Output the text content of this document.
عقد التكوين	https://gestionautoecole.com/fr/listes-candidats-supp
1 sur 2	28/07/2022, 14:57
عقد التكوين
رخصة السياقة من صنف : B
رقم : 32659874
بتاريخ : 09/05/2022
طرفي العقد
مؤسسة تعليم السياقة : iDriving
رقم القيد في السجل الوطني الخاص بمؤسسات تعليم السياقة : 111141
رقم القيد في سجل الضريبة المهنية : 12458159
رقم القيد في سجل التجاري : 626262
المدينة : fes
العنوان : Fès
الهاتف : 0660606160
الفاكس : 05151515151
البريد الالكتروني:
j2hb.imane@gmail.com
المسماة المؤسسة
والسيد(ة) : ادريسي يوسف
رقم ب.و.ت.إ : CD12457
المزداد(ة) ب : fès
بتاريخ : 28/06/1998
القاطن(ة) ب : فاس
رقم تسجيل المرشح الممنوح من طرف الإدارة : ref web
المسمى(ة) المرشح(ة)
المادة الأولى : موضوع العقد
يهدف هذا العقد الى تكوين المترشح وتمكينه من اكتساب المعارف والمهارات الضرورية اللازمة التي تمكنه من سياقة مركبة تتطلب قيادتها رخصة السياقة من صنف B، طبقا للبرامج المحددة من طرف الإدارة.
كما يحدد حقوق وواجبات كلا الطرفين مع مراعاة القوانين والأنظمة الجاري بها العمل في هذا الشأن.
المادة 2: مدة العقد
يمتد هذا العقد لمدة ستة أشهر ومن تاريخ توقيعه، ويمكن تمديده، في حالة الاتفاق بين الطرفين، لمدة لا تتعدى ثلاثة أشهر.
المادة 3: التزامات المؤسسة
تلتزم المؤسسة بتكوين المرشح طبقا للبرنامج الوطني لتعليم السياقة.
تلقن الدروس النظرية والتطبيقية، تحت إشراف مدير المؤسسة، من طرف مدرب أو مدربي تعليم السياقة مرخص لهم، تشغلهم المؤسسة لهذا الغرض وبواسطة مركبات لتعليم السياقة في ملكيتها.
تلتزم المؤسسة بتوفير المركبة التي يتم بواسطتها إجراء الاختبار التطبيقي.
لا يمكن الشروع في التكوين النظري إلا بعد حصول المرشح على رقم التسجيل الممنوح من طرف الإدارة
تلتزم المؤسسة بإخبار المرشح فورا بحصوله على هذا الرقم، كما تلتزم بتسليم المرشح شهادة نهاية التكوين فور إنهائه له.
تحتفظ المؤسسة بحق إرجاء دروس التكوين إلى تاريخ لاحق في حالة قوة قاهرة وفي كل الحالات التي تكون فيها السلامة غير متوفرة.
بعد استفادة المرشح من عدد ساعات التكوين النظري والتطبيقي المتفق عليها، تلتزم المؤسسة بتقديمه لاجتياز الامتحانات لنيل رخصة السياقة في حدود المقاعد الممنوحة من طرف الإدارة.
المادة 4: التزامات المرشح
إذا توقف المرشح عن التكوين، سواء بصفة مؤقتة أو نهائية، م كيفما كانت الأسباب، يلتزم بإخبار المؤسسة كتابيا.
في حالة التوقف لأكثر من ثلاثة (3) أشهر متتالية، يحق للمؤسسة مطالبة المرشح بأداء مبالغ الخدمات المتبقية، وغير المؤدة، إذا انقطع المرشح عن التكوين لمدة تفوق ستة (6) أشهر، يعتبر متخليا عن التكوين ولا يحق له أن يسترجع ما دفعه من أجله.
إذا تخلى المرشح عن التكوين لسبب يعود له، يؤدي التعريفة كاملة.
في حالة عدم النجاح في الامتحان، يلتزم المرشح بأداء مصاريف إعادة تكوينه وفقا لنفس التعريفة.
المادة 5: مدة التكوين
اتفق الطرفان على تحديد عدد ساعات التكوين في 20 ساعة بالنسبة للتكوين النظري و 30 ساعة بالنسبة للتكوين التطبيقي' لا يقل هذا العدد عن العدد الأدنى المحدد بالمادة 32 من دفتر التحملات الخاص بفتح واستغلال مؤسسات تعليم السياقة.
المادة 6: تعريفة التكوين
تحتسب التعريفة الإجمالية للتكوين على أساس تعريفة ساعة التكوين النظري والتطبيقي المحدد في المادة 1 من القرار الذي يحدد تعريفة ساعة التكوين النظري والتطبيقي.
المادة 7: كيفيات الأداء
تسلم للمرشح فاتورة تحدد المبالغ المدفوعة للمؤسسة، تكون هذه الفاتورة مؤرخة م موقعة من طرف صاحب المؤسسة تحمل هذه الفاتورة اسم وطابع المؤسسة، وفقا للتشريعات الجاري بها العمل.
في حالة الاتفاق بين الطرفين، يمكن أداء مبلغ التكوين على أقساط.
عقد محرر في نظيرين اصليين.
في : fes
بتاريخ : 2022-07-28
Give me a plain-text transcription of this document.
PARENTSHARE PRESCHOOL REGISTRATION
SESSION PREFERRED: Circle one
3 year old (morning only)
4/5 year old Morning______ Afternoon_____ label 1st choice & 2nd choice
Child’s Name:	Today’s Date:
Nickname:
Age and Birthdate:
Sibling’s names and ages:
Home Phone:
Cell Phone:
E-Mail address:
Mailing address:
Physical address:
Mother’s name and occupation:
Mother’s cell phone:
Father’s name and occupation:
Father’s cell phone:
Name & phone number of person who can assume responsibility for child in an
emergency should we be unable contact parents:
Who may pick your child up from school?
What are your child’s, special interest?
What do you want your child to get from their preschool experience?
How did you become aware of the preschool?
--- --- ---
=== What is being asked ===
Nothing should be changed: write out all of the data as is.

=== Solution ===
Output the text content of this document.
عقد التكوين	https://gestionautoecole.com/fr/listes-candidats-supp
1 sur 2	28/07/2022, 14:57
عقد التكوين
رخصة السياقة من صنف : B
رقم : 32659874
بتاريخ : 09/05/2022
طرفي العقد
مؤسسة تعليم السياقة : iDriving
رقم القيد في السجل الوطني الخاص بمؤسسات تعليم السياقة : 111141
رقم القيد في سجل الضريبة المهنية : 12458159
رقم القيد في سجل التجاري : 626262
المدينة : fes
العنوان : Fès
الهاتف : 0660606160
الفاكس : 05151515151
البريد الالكتروني:
j2hb.imane@gmail.com
المسماة المؤسسة
والسيد(ة) : ادريسي يوسف
رقم ب.و.ت.إ : CD12457
المزداد(ة) ب : fès
بتاريخ : 28/06/1998
القاطن(ة) ب : فاس
رقم تسجيل المرشح الممنوح من طرف الإدارة : ref web
المسمى(ة) المرشح(ة)
المادة الأولى : موضوع العقد
يهدف هذا العقد الى تكوين المترشح وتمكينه من اكتساب المعارف والمهارات الضرورية اللازمة التي تمكنه من سياقة مركبة تتطلب قيادتها رخصة السياقة من صنف B، طبقا للبرامج المحددة من طرف الإدارة.
كما يحدد حقوق وواجبات كلا الطرفين مع مراعاة القوانين والأنظمة الجاري بها العمل في هذا الشأن.
المادة 2: مدة العقد
يمتد هذا العقد لمدة ستة أشهر ومن تاريخ توقيعه، ويمكن تمديده، في حالة الاتفاق بين الطرفين، لمدة لا تتعدى ثلاثة أشهر.
المادة 3: التزامات المؤسسة
تلتزم المؤسسة بتكوين المرشح طبقا للبرنامج الوطني لتعليم السياقة.
تلقن الدروس النظرية والتطبيقية، تحت إشراف مدير المؤسسة، من طرف مدرب أو مدربي تعليم السياقة مرخص لهم، تشغلهم المؤسسة لهذا الغرض وبواسطة مركبات لتعليم السياقة في ملكيتها.
تلتزم المؤسسة بتوفير المركبة التي يتم بواسطتها إجراء الاختبار التطبيقي.
لا يمكن الشروع في التكوين النظري إلا بعد حصول المرشح على رقم التسجيل الممنوح من طرف الإدارة
تلتزم المؤسسة بإخبار المرشح فورا بحصوله على هذا الرقم، كما تلتزم بتسليم المرشح شهادة نهاية التكوين فور إنهائه له.
تحتفظ المؤسسة بحق إرجاء دروس التكوين إلى تاريخ لاحق في حالة قوة قاهرة وفي كل الحالات التي تكون فيها السلامة غير متوفرة.
بعد استفادة المرشح من عدد ساعات التكوين النظري والتطبيقي المتفق عليها، تلتزم المؤسسة بتقديمه لاجتياز الامتحانات لنيل رخصة السياقة في حدود المقاعد الممنوحة من طرف الإدارة.
المادة 4: التزامات المرشح
إذا توقف المرشح عن التكوين، سواء بصفة مؤقتة أو نهائية، م كيفما كانت الأسباب، يلتزم بإخبار المؤسسة كتابيا.
في حالة التوقف لأكثر من ثلاثة (3) أشهر متتالية، يحق للمؤسسة مطالبة المرشح بأداء مبالغ الخدمات المتبقية، وغير المؤدة، إذا انقطع المرشح عن التكوين لمدة تفوق ستة (6) أشهر، يعتبر متخليا عن التكوين ولا يحق له أن يسترجع ما دفعه من أجله.
إذا تخلى المرشح عن التكوين لسبب يعود له، يؤدي التعريفة كاملة.
في حالة عدم النجاح في الامتحان، يلتزم المرشح بأداء مصاريف إعادة تكوينه وفقا لنفس التعريفة.
المادة 5: مدة التكوين
اتفق الطرفان على تحديد عدد ساعات التكوين في 20 ساعة بالنسبة للتكوين النظري و 30 ساعة بالنسبة للتكوين التطبيقي' لا يقل هذا العدد عن العدد الأدنى المحدد بالمادة 32 من دفتر التحملات الخاص بفتح واستغلال مؤسسات تعليم السياقة.
المادة 6: تعريفة التكوين
تحتسب التعريفة الإجمالية للتكوين على أساس تعريفة ساعة التكوين النظري والتطبيقي المحدد في المادة 1 من القرار الذي يحدد تعريفة ساعة التكوين النظري والتطبيقي.
المادة 7: كيفيات الأداء
تسلم للمرشح فاتورة تحدد المبالغ المدفوعة للمؤسسة، تكون هذه الفاتورة مؤرخة م موقعة من طرف صاحب المؤسسة تحمل هذه الفاتورة اسم وطابع المؤسسة، وفقا للتشريعات الجاري بها العمل.
في حالة الاتفاق بين الطرفين، يمكن أداء مبلغ التكوين على أقساط.
عقد محرر في نظيرين اصليين.
في : fes
بتاريخ : 2022-07-28
Give me a plain-text transcription of this document.
PARENTSHARE PRESCHOOL REGISTRATION
SESSION PREFERRED: Circle one
3 year old (morning only)
4/5 year old Morning______ Afternoon_____ label 1st choice & 2nd choice
Child’s Name:	Today’s Date:
Nickname:
Age and Birthdate:
Sibling’s names and ages:
Home Phone:
Cell Phone:
E-Mail address:
Mailing address:
Physical address:
Mother’s name and occupation:
Mother’s cell phone:
Father’s name and occupation:
Father’s cell phone:
Name & phone number of person who can assume responsibility for child in an
emergency should we be unable contact parents:
Who may pick your child up from school?
What are your child’s, special interest?
What do you want your child to get from their preschool experience?
How did you become aware of the preschool?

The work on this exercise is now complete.